» **The data**:
[start]
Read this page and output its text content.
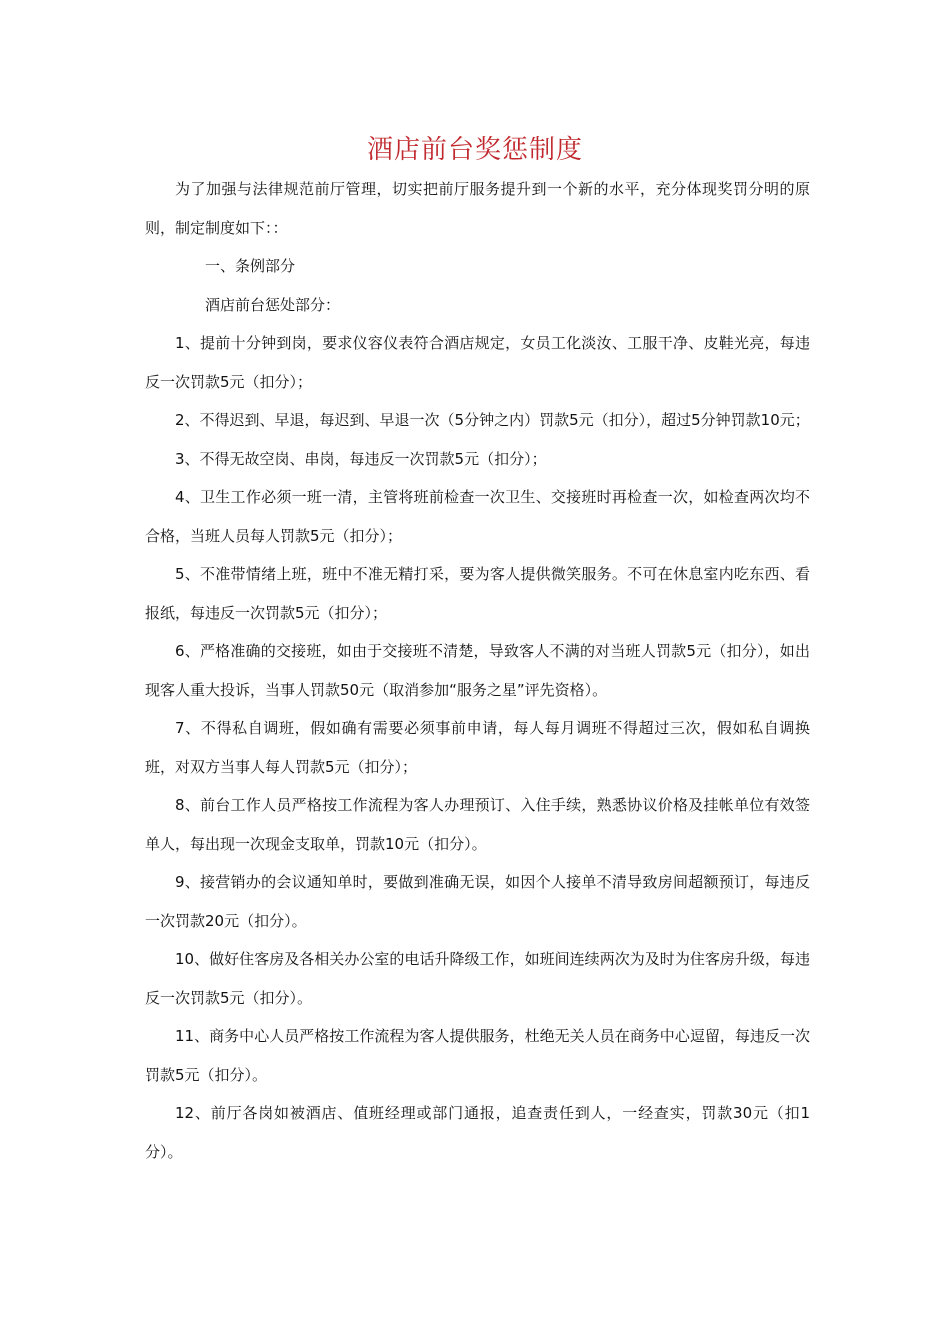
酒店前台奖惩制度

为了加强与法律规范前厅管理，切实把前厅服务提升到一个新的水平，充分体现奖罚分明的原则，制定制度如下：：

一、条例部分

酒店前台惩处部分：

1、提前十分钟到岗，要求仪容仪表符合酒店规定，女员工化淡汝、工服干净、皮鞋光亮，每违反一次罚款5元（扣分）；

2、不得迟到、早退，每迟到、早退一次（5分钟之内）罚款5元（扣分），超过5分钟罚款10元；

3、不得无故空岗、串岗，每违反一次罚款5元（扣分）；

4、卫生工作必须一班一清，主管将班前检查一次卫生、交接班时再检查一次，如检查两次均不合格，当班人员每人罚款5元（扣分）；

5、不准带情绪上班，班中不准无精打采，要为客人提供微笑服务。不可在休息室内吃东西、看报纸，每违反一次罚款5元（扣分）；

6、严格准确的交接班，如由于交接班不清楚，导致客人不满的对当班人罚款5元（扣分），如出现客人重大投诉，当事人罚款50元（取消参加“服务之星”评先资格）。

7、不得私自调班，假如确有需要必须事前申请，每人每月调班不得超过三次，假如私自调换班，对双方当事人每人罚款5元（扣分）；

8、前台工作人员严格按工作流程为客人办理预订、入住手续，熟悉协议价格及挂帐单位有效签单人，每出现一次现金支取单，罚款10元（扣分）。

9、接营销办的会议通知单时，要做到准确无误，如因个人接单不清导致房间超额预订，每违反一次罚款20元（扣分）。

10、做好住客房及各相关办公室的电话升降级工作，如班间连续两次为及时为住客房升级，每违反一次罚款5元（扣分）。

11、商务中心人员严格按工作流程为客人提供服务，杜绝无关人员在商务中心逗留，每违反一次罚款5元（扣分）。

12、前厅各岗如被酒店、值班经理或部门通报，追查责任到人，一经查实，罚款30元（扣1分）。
[end]
[start]
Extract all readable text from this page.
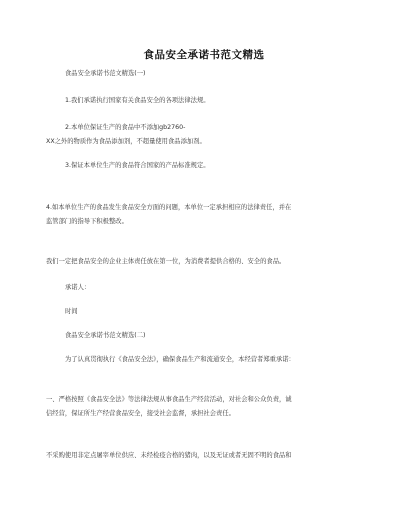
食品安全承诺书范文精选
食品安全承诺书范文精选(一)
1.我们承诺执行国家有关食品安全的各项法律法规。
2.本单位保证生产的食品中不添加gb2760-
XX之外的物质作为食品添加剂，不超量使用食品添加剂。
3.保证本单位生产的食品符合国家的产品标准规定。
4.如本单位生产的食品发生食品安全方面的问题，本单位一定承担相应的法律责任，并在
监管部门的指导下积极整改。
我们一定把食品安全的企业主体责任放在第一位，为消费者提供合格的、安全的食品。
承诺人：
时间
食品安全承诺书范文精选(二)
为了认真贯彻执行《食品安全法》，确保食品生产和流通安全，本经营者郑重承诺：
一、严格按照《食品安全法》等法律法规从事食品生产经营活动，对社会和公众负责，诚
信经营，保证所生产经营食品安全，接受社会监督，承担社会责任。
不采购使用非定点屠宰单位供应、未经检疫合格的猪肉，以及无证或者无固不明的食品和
[end]
» **What to do**: Identify the lines that hold the word "食品安全承诺书范文精选". Copy every one of them.

» **Answer for this exercise**:
食品安全承诺书范文精选
食品安全承诺书范文精选(一)
食品安全承诺书范文精选(二)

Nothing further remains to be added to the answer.